— START DATA RECORDS —

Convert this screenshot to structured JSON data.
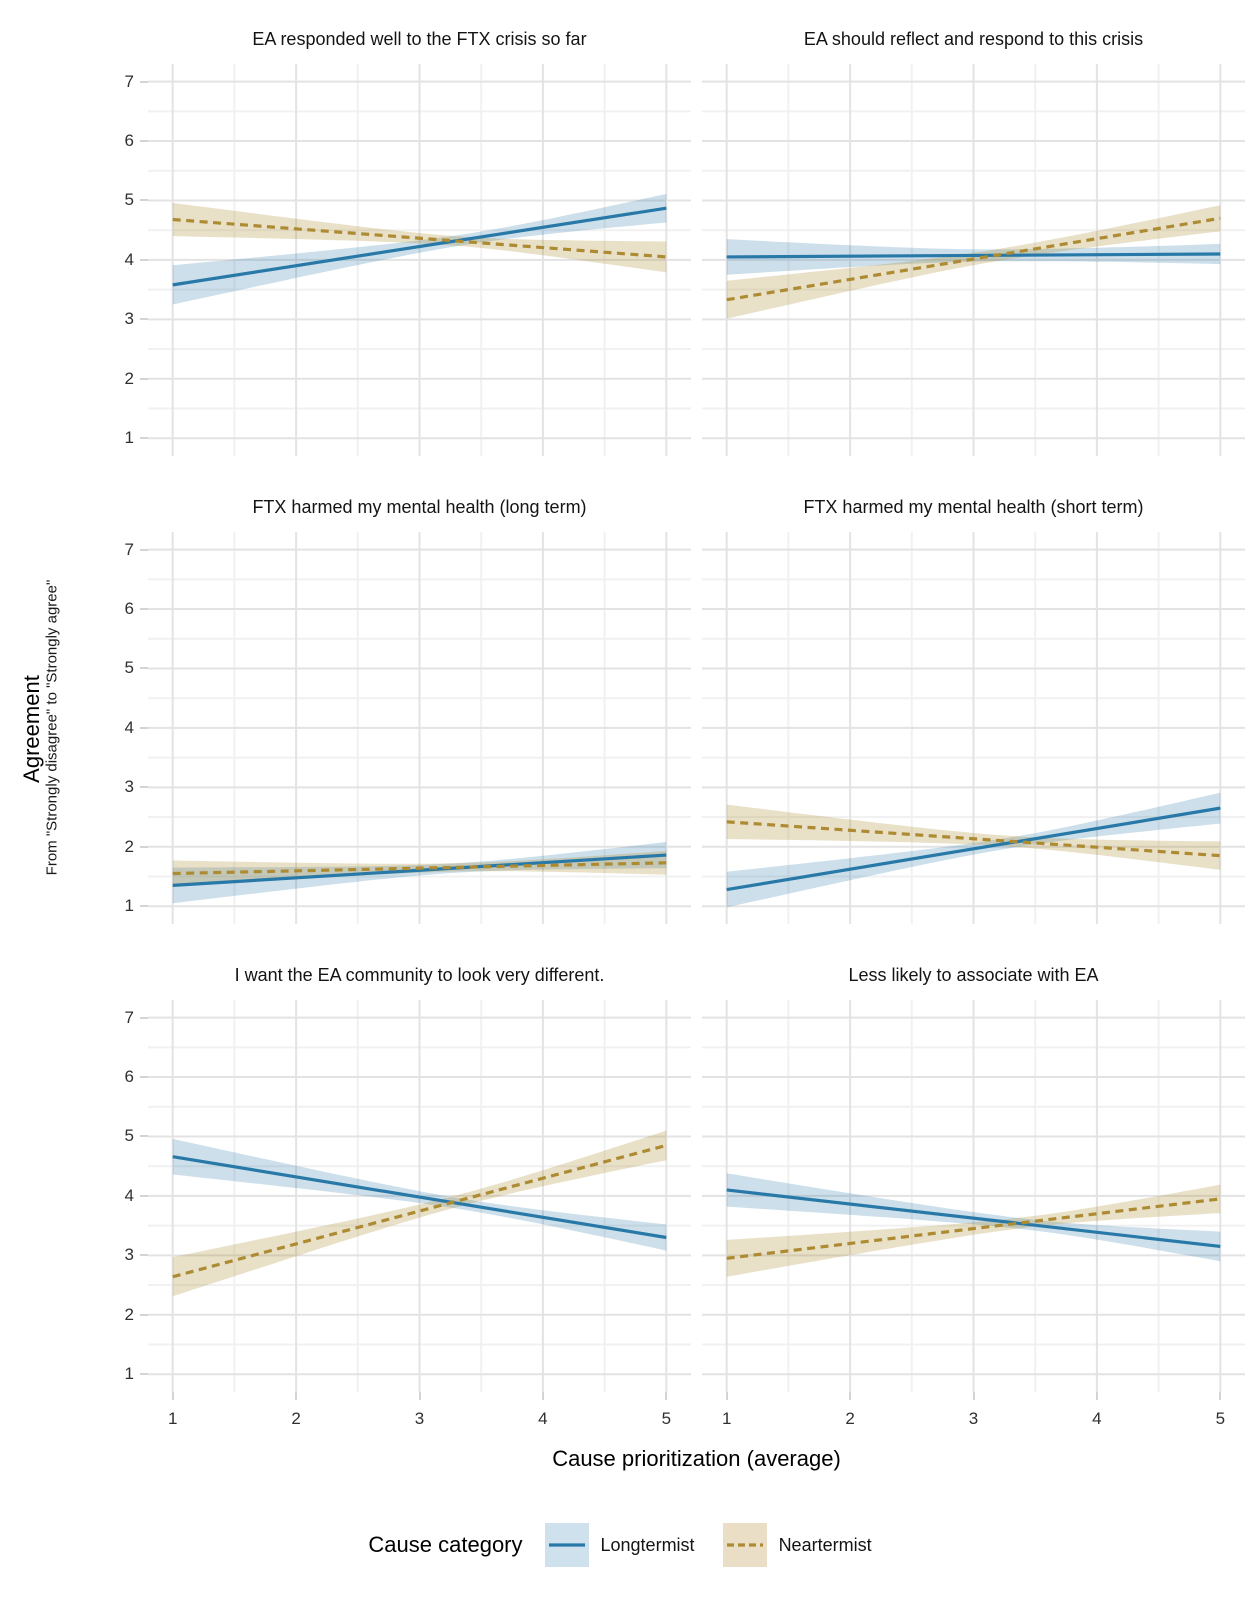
{
  "chart_data": {
    "type": "line",
    "description": "Faceted linear-fit plot (2 columns x 3 rows) with confidence ribbons",
    "x": {
      "label": "Cause prioritization (average)",
      "ticks": [
        1,
        2,
        3,
        4,
        5
      ],
      "range": [
        1,
        5
      ]
    },
    "y": {
      "label": "Agreement",
      "sublabel": "From \"Strongly disagree\" to \"Strongly agree\"",
      "ticks": [
        1,
        2,
        3,
        4,
        5,
        6,
        7
      ],
      "range": [
        1,
        7
      ]
    },
    "legend": {
      "title": "Cause category",
      "position": "bottom",
      "entries": [
        {
          "name": "Longtermist",
          "line_style": "solid",
          "line_color": "#2879a8",
          "band_color": "#cfe1ec"
        },
        {
          "name": "Neartermist",
          "line_style": "dashed",
          "line_color": "#ad8b33",
          "band_color": "#eadfc6"
        }
      ]
    },
    "grid": {
      "major": true,
      "minor": true
    },
    "facets": [
      {
        "title": "EA responded well to the FTX crisis so far",
        "series": [
          {
            "name": "Longtermist",
            "x": [
              1,
              5
            ],
            "y": [
              3.58,
              4.87
            ],
            "ci_start": 0.33,
            "ci_mid": 0.09,
            "ci_end": 0.24,
            "pinch_x": 3.4
          },
          {
            "name": "Neartermist",
            "x": [
              1,
              5
            ],
            "y": [
              4.68,
              4.05
            ],
            "ci_start": 0.28,
            "ci_mid": 0.08,
            "ci_end": 0.26,
            "pinch_x": 3.3
          }
        ]
      },
      {
        "title": "EA should reflect and respond to this crisis",
        "series": [
          {
            "name": "Longtermist",
            "x": [
              1,
              5
            ],
            "y": [
              4.05,
              4.1
            ],
            "ci_start": 0.3,
            "ci_mid": 0.1,
            "ci_end": 0.17,
            "pinch_x": 3.2
          },
          {
            "name": "Neartermist",
            "x": [
              1,
              5
            ],
            "y": [
              3.33,
              4.7
            ],
            "ci_start": 0.32,
            "ci_mid": 0.1,
            "ci_end": 0.22,
            "pinch_x": 3.2
          }
        ]
      },
      {
        "title": "FTX harmed my mental health (long term)",
        "series": [
          {
            "name": "Longtermist",
            "x": [
              1,
              5
            ],
            "y": [
              1.35,
              1.86
            ],
            "ci_start": 0.3,
            "ci_mid": 0.08,
            "ci_end": 0.22,
            "pinch_x": 3.3
          },
          {
            "name": "Neartermist",
            "x": [
              1,
              5
            ],
            "y": [
              1.55,
              1.73
            ],
            "ci_start": 0.22,
            "ci_mid": 0.07,
            "ci_end": 0.2,
            "pinch_x": 3.3
          }
        ]
      },
      {
        "title": "FTX harmed my mental health (short term)",
        "series": [
          {
            "name": "Longtermist",
            "x": [
              1,
              5
            ],
            "y": [
              1.28,
              2.65
            ],
            "ci_start": 0.3,
            "ci_mid": 0.09,
            "ci_end": 0.26,
            "pinch_x": 3.3
          },
          {
            "name": "Neartermist",
            "x": [
              1,
              5
            ],
            "y": [
              2.42,
              1.85
            ],
            "ci_start": 0.29,
            "ci_mid": 0.09,
            "ci_end": 0.24,
            "pinch_x": 3.3
          }
        ]
      },
      {
        "title": "I want the EA community to look very different.",
        "series": [
          {
            "name": "Longtermist",
            "x": [
              1,
              5
            ],
            "y": [
              4.66,
              3.3
            ],
            "ci_start": 0.3,
            "ci_mid": 0.09,
            "ci_end": 0.22,
            "pinch_x": 3.35
          },
          {
            "name": "Neartermist",
            "x": [
              1,
              5
            ],
            "y": [
              2.64,
              4.85
            ],
            "ci_start": 0.33,
            "ci_mid": 0.1,
            "ci_end": 0.25,
            "pinch_x": 3.35
          }
        ]
      },
      {
        "title": "Less likely to associate with EA",
        "series": [
          {
            "name": "Longtermist",
            "x": [
              1,
              5
            ],
            "y": [
              4.1,
              3.15
            ],
            "ci_start": 0.28,
            "ci_mid": 0.09,
            "ci_end": 0.25,
            "pinch_x": 3.45
          },
          {
            "name": "Neartermist",
            "x": [
              1,
              5
            ],
            "y": [
              2.95,
              3.95
            ],
            "ci_start": 0.31,
            "ci_mid": 0.09,
            "ci_end": 0.24,
            "pinch_x": 3.45
          }
        ]
      }
    ],
    "colors": {
      "grid_major": "#e3e3e3",
      "grid_minor": "#f1f1f1",
      "tick_mark": "#d4d4d4",
      "band_opacity_longtermist": 0.24,
      "band_opacity_neartermist": 0.27
    }
  }
}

— END DATA RECORDS —

◆ **DESCRIPTION OF THE TASK**:
Each entry above is to be written out again unchanged, apart from the pictures, which are left out.

◆ **THE SOLUTION**:
Convert this screenshot to structured JSON data.
{
  "chart_data": {
    "type": "line",
    "description": "Faceted linear-fit plot (2 columns x 3 rows) with confidence ribbons",
    "x": {
      "label": "Cause prioritization (average)",
      "ticks": [
        1,
        2,
        3,
        4,
        5
      ],
      "range": [
        1,
        5
      ]
    },
    "y": {
      "label": "Agreement",
      "sublabel": "From \"Strongly disagree\" to \"Strongly agree\"",
      "ticks": [
        1,
        2,
        3,
        4,
        5,
        6,
        7
      ],
      "range": [
        1,
        7
      ]
    },
    "legend": {
      "title": "Cause category",
      "position": "bottom",
      "entries": [
        {
          "name": "Longtermist",
          "line_style": "solid",
          "line_color": "#2879a8",
          "band_color": "#cfe1ec"
        },
        {
          "name": "Neartermist",
          "line_style": "dashed",
          "line_color": "#ad8b33",
          "band_color": "#eadfc6"
        }
      ]
    },
    "grid": {
      "major": true,
      "minor": true
    },
    "facets": [
      {
        "title": "EA responded well to the FTX crisis so far",
        "series": [
          {
            "name": "Longtermist",
            "x": [
              1,
              5
            ],
            "y": [
              3.58,
              4.87
            ],
            "ci_start": 0.33,
            "ci_mid": 0.09,
            "ci_end": 0.24,
            "pinch_x": 3.4
          },
          {
            "name": "Neartermist",
            "x": [
              1,
              5
            ],
            "y": [
              4.68,
              4.05
            ],
            "ci_start": 0.28,
            "ci_mid": 0.08,
            "ci_end": 0.26,
            "pinch_x": 3.3
          }
        ]
      },
      {
        "title": "EA should reflect and respond to this crisis",
        "series": [
          {
            "name": "Longtermist",
            "x": [
              1,
              5
            ],
            "y": [
              4.05,
              4.1
            ],
            "ci_start": 0.3,
            "ci_mid": 0.1,
            "ci_end": 0.17,
            "pinch_x": 3.2
          },
          {
            "name": "Neartermist",
            "x": [
              1,
              5
            ],
            "y": [
              3.33,
              4.7
            ],
            "ci_start": 0.32,
            "ci_mid": 0.1,
            "ci_end": 0.22,
            "pinch_x": 3.2
          }
        ]
      },
      {
        "title": "FTX harmed my mental health (long term)",
        "series": [
          {
            "name": "Longtermist",
            "x": [
              1,
              5
            ],
            "y": [
              1.35,
              1.86
            ],
            "ci_start": 0.3,
            "ci_mid": 0.08,
            "ci_end": 0.22,
            "pinch_x": 3.3
          },
          {
            "name": "Neartermist",
            "x": [
              1,
              5
            ],
            "y": [
              1.55,
              1.73
            ],
            "ci_start": 0.22,
            "ci_mid": 0.07,
            "ci_end": 0.2,
            "pinch_x": 3.3
          }
        ]
      },
      {
        "title": "FTX harmed my mental health (short term)",
        "series": [
          {
            "name": "Longtermist",
            "x": [
              1,
              5
            ],
            "y": [
              1.28,
              2.65
            ],
            "ci_start": 0.3,
            "ci_mid": 0.09,
            "ci_end": 0.26,
            "pinch_x": 3.3
          },
          {
            "name": "Neartermist",
            "x": [
              1,
              5
            ],
            "y": [
              2.42,
              1.85
            ],
            "ci_start": 0.29,
            "ci_mid": 0.09,
            "ci_end": 0.24,
            "pinch_x": 3.3
          }
        ]
      },
      {
        "title": "I want the EA community to look very different.",
        "series": [
          {
            "name": "Longtermist",
            "x": [
              1,
              5
            ],
            "y": [
              4.66,
              3.3
            ],
            "ci_start": 0.3,
            "ci_mid": 0.09,
            "ci_end": 0.22,
            "pinch_x": 3.35
          },
          {
            "name": "Neartermist",
            "x": [
              1,
              5
            ],
            "y": [
              2.64,
              4.85
            ],
            "ci_start": 0.33,
            "ci_mid": 0.1,
            "ci_end": 0.25,
            "pinch_x": 3.35
          }
        ]
      },
      {
        "title": "Less likely to associate with EA",
        "series": [
          {
            "name": "Longtermist",
            "x": [
              1,
              5
            ],
            "y": [
              4.1,
              3.15
            ],
            "ci_start": 0.28,
            "ci_mid": 0.09,
            "ci_end": 0.25,
            "pinch_x": 3.45
          },
          {
            "name": "Neartermist",
            "x": [
              1,
              5
            ],
            "y": [
              2.95,
              3.95
            ],
            "ci_start": 0.31,
            "ci_mid": 0.09,
            "ci_end": 0.24,
            "pinch_x": 3.45
          }
        ]
      }
    ],
    "colors": {
      "grid_major": "#e3e3e3",
      "grid_minor": "#f1f1f1",
      "tick_mark": "#d4d4d4",
      "band_opacity_longtermist": 0.24,
      "band_opacity_neartermist": 0.27
    }
  }
}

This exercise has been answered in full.